Exercise goal: Lift out all lines below that contain "close".

Figure data in JSON:
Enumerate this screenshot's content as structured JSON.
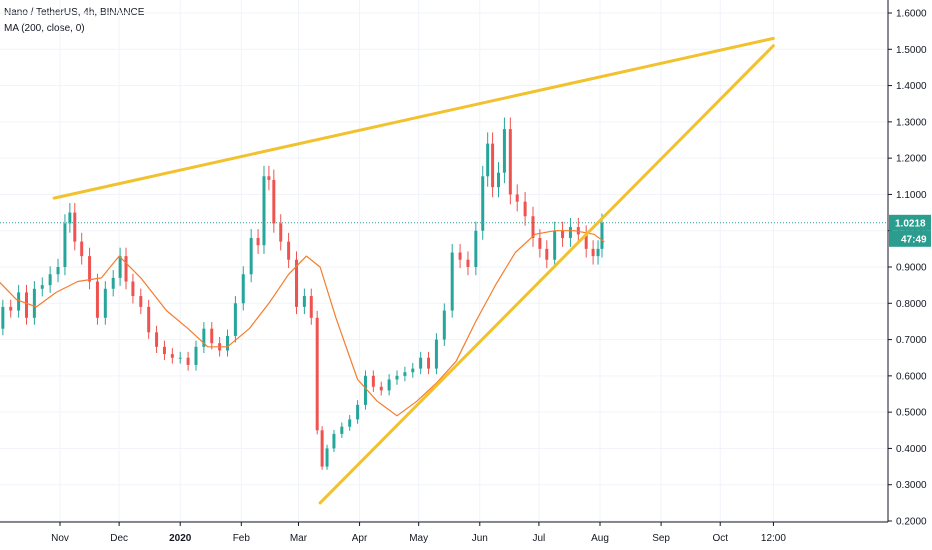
{
  "header": {
    "symbol_line": "Nano / TetherUS, 4h, BINANCE",
    "indicator_line": "MA (200, close, 0)"
  },
  "price_label": "1.0218",
  "countdown_label": "47:49",
  "colors": {
    "up": "#26a69a",
    "down": "#ef5350",
    "ma": "#f57c2b",
    "trendline": "#f2c12e",
    "last_price": "#2a9d8f",
    "axis": "#131722",
    "grid": "#f0f3fa"
  },
  "chart_data": {
    "type": "line",
    "title": "Nano / TetherUS, 4h, BINANCE",
    "xlabel": "",
    "ylabel": "",
    "ylim": [
      0.2,
      1.6
    ],
    "y_ticks": [
      "1.6000",
      "1.5000",
      "1.4000",
      "1.3000",
      "1.2000",
      "1.1000",
      "1.0000",
      "0.9000",
      "0.8000",
      "0.7000",
      "0.6000",
      "0.5000",
      "0.4000",
      "0.3000",
      "0.2000"
    ],
    "x_ticks": [
      {
        "label": "Nov",
        "date": "2019-11-01"
      },
      {
        "label": "Dec",
        "date": "2019-12-01"
      },
      {
        "label": "2020",
        "date": "2020-01-01",
        "bold": true
      },
      {
        "label": "Feb",
        "date": "2020-02-01"
      },
      {
        "label": "Mar",
        "date": "2020-03-01"
      },
      {
        "label": "Apr",
        "date": "2020-04-01"
      },
      {
        "label": "May",
        "date": "2020-05-01"
      },
      {
        "label": "Jun",
        "date": "2020-06-01"
      },
      {
        "label": "Jul",
        "date": "2020-07-01"
      },
      {
        "label": "Aug",
        "date": "2020-08-01"
      },
      {
        "label": "Sep",
        "date": "2020-09-01"
      },
      {
        "label": "Oct",
        "date": "2020-10-01"
      },
      {
        "label": "12:00",
        "date": "2020-10-28"
      }
    ],
    "last_price": 1.0218,
    "series": [
      {
        "name": "Nano / TetherUS, 4h, BINANCE",
        "kind": "price",
        "points": [
          [
            "2019-10-01",
            0.73
          ],
          [
            "2019-10-05",
            0.79
          ],
          [
            "2019-10-09",
            0.78
          ],
          [
            "2019-10-13",
            0.83
          ],
          [
            "2019-10-17",
            0.76
          ],
          [
            "2019-10-21",
            0.84
          ],
          [
            "2019-10-25",
            0.85
          ],
          [
            "2019-10-29",
            0.88
          ],
          [
            "2019-11-02",
            0.9
          ],
          [
            "2019-11-05",
            1.02
          ],
          [
            "2019-11-07",
            1.05
          ],
          [
            "2019-11-10",
            0.97
          ],
          [
            "2019-11-14",
            0.93
          ],
          [
            "2019-11-18",
            0.86
          ],
          [
            "2019-11-22",
            0.76
          ],
          [
            "2019-11-26",
            0.84
          ],
          [
            "2019-11-30",
            0.87
          ],
          [
            "2019-12-03",
            0.93
          ],
          [
            "2019-12-06",
            0.86
          ],
          [
            "2019-12-10",
            0.82
          ],
          [
            "2019-12-14",
            0.79
          ],
          [
            "2019-12-18",
            0.72
          ],
          [
            "2019-12-22",
            0.68
          ],
          [
            "2019-12-26",
            0.66
          ],
          [
            "2019-12-30",
            0.65
          ],
          [
            "2020-01-03",
            0.65
          ],
          [
            "2020-01-07",
            0.63
          ],
          [
            "2020-01-11",
            0.68
          ],
          [
            "2020-01-15",
            0.73
          ],
          [
            "2020-01-19",
            0.69
          ],
          [
            "2020-01-23",
            0.67
          ],
          [
            "2020-01-27",
            0.71
          ],
          [
            "2020-01-31",
            0.8
          ],
          [
            "2020-02-04",
            0.88
          ],
          [
            "2020-02-08",
            0.98
          ],
          [
            "2020-02-11",
            0.96
          ],
          [
            "2020-02-14",
            1.15
          ],
          [
            "2020-02-16",
            1.14
          ],
          [
            "2020-02-19",
            1.02
          ],
          [
            "2020-02-23",
            0.97
          ],
          [
            "2020-02-27",
            0.92
          ],
          [
            "2020-03-02",
            0.79
          ],
          [
            "2020-03-06",
            0.82
          ],
          [
            "2020-03-09",
            0.76
          ],
          [
            "2020-03-12",
            0.45
          ],
          [
            "2020-03-14",
            0.35
          ],
          [
            "2020-03-17",
            0.4
          ],
          [
            "2020-03-21",
            0.44
          ],
          [
            "2020-03-25",
            0.46
          ],
          [
            "2020-03-29",
            0.48
          ],
          [
            "2020-04-02",
            0.52
          ],
          [
            "2020-04-06",
            0.6
          ],
          [
            "2020-04-10",
            0.57
          ],
          [
            "2020-04-14",
            0.56
          ],
          [
            "2020-04-18",
            0.59
          ],
          [
            "2020-04-22",
            0.6
          ],
          [
            "2020-04-26",
            0.61
          ],
          [
            "2020-04-30",
            0.62
          ],
          [
            "2020-05-04",
            0.65
          ],
          [
            "2020-05-08",
            0.62
          ],
          [
            "2020-05-12",
            0.7
          ],
          [
            "2020-05-16",
            0.78
          ],
          [
            "2020-05-20",
            0.94
          ],
          [
            "2020-05-24",
            0.92
          ],
          [
            "2020-05-28",
            0.9
          ],
          [
            "2020-06-01",
            1.0
          ],
          [
            "2020-06-04",
            1.15
          ],
          [
            "2020-06-06",
            1.24
          ],
          [
            "2020-06-09",
            1.12
          ],
          [
            "2020-06-12",
            1.16
          ],
          [
            "2020-06-15",
            1.28
          ],
          [
            "2020-06-18",
            1.1
          ],
          [
            "2020-06-22",
            1.08
          ],
          [
            "2020-06-26",
            1.04
          ],
          [
            "2020-06-30",
            0.98
          ],
          [
            "2020-07-03",
            0.95
          ],
          [
            "2020-07-07",
            0.92
          ],
          [
            "2020-07-11",
            1.0
          ],
          [
            "2020-07-15",
            0.98
          ],
          [
            "2020-07-19",
            1.01
          ],
          [
            "2020-07-23",
            0.99
          ],
          [
            "2020-07-27",
            0.95
          ],
          [
            "2020-07-30",
            0.93
          ],
          [
            "2020-08-01",
            0.95
          ],
          [
            "2020-08-03",
            1.0218
          ]
        ]
      },
      {
        "name": "MA (200, close, 0)",
        "kind": "moving_average",
        "points": [
          [
            "2019-10-01",
            0.86
          ],
          [
            "2019-10-10",
            0.81
          ],
          [
            "2019-10-20",
            0.79
          ],
          [
            "2019-10-30",
            0.83
          ],
          [
            "2019-11-10",
            0.86
          ],
          [
            "2019-11-22",
            0.87
          ],
          [
            "2019-12-01",
            0.93
          ],
          [
            "2019-12-12",
            0.87
          ],
          [
            "2019-12-25",
            0.78
          ],
          [
            "2020-01-05",
            0.73
          ],
          [
            "2020-01-15",
            0.68
          ],
          [
            "2020-01-25",
            0.68
          ],
          [
            "2020-02-05",
            0.73
          ],
          [
            "2020-02-15",
            0.8
          ],
          [
            "2020-02-25",
            0.88
          ],
          [
            "2020-03-05",
            0.93
          ],
          [
            "2020-03-12",
            0.9
          ],
          [
            "2020-03-20",
            0.76
          ],
          [
            "2020-03-31",
            0.59
          ],
          [
            "2020-04-10",
            0.53
          ],
          [
            "2020-04-20",
            0.49
          ],
          [
            "2020-04-30",
            0.53
          ],
          [
            "2020-05-10",
            0.58
          ],
          [
            "2020-05-20",
            0.64
          ],
          [
            "2020-05-30",
            0.75
          ],
          [
            "2020-06-09",
            0.85
          ],
          [
            "2020-06-19",
            0.94
          ],
          [
            "2020-06-29",
            0.99
          ],
          [
            "2020-07-09",
            1.0
          ],
          [
            "2020-07-19",
            1.0
          ],
          [
            "2020-07-29",
            0.99
          ],
          [
            "2020-08-03",
            0.97
          ]
        ]
      },
      {
        "name": "",
        "kind": "trendline",
        "points": [
          [
            "2019-10-29",
            1.09
          ],
          [
            "2020-10-28",
            1.53
          ]
        ]
      },
      {
        "name": "",
        "kind": "trendline",
        "points": [
          [
            "2020-03-12",
            0.25
          ],
          [
            "2020-10-28",
            1.51
          ]
        ]
      }
    ]
  }
}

Response:
    "indicator_line": "MA (200, close, 0)"
        "name": "MA (200, close, 0)",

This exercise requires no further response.